[START Records supplied]

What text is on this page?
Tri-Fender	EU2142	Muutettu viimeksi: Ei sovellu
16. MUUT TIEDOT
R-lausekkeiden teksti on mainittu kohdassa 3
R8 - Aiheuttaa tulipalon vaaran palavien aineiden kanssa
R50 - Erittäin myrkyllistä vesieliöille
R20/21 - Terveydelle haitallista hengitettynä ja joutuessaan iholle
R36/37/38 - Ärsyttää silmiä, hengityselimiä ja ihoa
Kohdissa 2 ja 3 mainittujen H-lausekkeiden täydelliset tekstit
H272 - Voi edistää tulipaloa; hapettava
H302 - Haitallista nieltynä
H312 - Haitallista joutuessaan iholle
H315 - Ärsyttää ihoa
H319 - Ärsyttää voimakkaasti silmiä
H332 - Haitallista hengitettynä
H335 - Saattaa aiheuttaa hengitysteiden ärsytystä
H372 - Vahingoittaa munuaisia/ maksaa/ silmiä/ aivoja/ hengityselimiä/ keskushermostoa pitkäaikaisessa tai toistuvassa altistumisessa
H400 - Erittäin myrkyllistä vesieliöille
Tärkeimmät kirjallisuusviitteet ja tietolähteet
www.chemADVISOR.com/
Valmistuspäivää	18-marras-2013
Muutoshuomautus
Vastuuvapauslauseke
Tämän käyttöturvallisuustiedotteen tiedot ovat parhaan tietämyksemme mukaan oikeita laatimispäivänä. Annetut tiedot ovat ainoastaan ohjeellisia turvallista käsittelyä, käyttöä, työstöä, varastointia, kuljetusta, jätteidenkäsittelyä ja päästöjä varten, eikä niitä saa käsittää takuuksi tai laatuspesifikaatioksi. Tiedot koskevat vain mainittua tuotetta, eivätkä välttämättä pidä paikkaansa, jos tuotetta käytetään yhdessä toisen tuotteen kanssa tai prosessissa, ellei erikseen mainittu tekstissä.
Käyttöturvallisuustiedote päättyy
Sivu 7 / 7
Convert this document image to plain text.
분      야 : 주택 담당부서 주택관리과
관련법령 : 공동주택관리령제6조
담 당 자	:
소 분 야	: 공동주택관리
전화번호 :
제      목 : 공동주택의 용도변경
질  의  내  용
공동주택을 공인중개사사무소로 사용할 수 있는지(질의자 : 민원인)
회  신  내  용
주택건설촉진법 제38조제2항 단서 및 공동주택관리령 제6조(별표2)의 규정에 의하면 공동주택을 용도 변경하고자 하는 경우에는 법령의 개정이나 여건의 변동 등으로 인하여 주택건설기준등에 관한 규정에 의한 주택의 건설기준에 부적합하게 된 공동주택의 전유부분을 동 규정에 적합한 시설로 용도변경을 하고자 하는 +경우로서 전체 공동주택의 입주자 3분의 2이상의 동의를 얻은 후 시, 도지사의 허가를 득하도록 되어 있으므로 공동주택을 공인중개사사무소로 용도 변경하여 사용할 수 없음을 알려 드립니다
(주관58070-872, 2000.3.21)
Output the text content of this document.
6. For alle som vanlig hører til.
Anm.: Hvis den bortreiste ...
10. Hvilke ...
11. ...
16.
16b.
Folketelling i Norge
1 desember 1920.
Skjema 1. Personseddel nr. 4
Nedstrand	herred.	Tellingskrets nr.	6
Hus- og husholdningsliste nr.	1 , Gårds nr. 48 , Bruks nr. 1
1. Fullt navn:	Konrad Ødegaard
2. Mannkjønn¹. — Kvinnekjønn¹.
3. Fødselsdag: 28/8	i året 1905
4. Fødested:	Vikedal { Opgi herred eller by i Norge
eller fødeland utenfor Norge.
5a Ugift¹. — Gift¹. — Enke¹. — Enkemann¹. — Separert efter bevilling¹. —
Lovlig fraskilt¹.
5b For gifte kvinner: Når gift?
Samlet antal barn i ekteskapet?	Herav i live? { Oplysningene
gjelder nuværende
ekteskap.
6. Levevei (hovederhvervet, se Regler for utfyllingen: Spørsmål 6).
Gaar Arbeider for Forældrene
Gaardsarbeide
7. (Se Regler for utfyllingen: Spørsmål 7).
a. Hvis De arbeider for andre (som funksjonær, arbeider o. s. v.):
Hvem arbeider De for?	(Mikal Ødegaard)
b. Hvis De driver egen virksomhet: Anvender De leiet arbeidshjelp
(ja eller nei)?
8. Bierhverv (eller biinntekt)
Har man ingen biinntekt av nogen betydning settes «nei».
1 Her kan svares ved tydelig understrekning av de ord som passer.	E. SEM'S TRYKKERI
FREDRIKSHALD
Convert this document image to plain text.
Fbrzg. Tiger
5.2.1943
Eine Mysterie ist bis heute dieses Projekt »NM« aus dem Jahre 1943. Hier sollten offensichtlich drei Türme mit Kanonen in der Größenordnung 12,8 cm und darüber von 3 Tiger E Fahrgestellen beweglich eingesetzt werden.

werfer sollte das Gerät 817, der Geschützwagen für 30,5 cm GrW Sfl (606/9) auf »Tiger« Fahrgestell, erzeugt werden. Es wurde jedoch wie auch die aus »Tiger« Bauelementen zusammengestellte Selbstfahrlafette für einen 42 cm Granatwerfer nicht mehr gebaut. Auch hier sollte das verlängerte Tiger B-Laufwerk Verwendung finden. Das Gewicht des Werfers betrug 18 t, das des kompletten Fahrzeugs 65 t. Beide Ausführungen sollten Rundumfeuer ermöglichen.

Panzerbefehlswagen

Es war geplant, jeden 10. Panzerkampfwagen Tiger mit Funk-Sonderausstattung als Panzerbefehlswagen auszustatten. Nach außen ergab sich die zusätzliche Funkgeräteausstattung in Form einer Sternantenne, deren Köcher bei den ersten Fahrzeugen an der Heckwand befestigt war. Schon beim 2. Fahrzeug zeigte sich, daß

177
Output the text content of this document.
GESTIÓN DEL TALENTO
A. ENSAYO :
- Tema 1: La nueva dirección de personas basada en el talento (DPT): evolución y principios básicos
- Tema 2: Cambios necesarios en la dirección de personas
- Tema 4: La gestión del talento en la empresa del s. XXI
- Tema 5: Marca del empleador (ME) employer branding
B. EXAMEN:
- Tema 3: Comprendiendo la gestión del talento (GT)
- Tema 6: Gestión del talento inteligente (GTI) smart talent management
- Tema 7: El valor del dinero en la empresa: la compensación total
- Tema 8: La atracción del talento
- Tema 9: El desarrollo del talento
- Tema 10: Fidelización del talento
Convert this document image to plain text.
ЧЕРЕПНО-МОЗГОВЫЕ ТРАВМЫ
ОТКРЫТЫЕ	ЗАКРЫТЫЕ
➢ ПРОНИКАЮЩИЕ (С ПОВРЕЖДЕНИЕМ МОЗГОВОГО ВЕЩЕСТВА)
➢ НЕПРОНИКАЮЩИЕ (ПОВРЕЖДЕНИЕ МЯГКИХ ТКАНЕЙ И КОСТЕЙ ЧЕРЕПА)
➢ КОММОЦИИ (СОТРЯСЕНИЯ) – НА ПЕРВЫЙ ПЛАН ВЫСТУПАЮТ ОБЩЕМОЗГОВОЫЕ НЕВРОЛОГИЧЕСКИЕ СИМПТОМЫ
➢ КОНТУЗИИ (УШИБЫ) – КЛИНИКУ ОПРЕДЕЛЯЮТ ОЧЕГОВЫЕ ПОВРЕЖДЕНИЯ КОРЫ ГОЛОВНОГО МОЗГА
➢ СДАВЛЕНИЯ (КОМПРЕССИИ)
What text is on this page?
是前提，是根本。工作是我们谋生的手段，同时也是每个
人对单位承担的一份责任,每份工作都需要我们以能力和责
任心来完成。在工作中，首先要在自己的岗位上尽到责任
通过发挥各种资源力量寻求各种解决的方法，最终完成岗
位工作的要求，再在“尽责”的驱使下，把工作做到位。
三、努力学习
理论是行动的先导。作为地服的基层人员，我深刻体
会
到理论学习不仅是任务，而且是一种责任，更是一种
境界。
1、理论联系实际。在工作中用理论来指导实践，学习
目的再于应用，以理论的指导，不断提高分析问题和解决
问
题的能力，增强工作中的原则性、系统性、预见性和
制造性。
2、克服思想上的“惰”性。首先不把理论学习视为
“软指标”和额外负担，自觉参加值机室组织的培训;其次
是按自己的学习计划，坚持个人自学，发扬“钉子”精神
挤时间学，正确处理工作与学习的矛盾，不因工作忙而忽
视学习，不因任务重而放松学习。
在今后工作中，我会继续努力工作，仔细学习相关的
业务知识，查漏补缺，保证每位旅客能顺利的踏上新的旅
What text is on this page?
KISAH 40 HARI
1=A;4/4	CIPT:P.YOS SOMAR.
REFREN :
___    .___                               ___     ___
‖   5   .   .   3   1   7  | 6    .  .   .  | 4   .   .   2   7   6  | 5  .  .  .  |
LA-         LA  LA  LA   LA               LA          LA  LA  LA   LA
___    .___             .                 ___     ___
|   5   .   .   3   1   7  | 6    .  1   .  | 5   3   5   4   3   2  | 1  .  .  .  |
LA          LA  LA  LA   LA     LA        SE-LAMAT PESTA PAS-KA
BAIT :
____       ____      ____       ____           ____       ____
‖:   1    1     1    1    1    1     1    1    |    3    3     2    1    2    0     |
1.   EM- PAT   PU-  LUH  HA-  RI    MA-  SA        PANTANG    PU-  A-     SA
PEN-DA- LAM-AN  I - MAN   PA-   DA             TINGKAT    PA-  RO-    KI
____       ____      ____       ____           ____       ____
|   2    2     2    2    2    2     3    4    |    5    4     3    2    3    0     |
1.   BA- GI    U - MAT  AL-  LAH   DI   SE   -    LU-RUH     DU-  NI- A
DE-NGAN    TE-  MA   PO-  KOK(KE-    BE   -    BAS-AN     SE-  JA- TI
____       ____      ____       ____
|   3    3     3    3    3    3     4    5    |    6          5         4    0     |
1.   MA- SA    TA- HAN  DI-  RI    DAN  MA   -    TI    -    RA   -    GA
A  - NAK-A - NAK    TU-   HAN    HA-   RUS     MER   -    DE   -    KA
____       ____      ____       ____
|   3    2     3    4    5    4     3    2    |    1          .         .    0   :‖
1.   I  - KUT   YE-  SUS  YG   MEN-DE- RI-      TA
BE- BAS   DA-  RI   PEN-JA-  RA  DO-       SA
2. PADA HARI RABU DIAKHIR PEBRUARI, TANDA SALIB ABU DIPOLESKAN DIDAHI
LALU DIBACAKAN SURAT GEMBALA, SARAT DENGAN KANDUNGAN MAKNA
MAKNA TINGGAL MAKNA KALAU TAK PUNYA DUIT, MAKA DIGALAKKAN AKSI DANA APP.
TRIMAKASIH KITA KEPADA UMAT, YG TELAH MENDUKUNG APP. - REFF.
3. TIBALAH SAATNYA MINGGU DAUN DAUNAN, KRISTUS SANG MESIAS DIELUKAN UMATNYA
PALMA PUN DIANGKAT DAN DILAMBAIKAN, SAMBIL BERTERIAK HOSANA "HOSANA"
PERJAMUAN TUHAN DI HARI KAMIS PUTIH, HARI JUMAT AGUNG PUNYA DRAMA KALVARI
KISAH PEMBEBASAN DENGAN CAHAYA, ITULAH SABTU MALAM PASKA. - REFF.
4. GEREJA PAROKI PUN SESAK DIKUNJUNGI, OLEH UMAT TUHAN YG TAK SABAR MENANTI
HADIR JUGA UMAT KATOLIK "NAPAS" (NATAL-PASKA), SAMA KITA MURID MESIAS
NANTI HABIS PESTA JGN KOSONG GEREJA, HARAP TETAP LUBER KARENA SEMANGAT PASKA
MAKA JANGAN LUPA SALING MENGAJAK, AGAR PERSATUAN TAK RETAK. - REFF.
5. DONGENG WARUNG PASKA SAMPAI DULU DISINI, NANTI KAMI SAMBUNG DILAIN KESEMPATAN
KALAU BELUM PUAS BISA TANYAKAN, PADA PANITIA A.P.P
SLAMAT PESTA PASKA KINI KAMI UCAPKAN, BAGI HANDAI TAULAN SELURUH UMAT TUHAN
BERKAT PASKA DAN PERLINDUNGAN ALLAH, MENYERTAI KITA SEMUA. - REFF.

[END Records supplied]

Task brief:
Find the word "myrkyllistä" in the records and pull out each line that has it.

The completed task:
R50 - Erittäin myrkyllistä vesieliöille
H400 - Erittäin myrkyllistä vesieliöille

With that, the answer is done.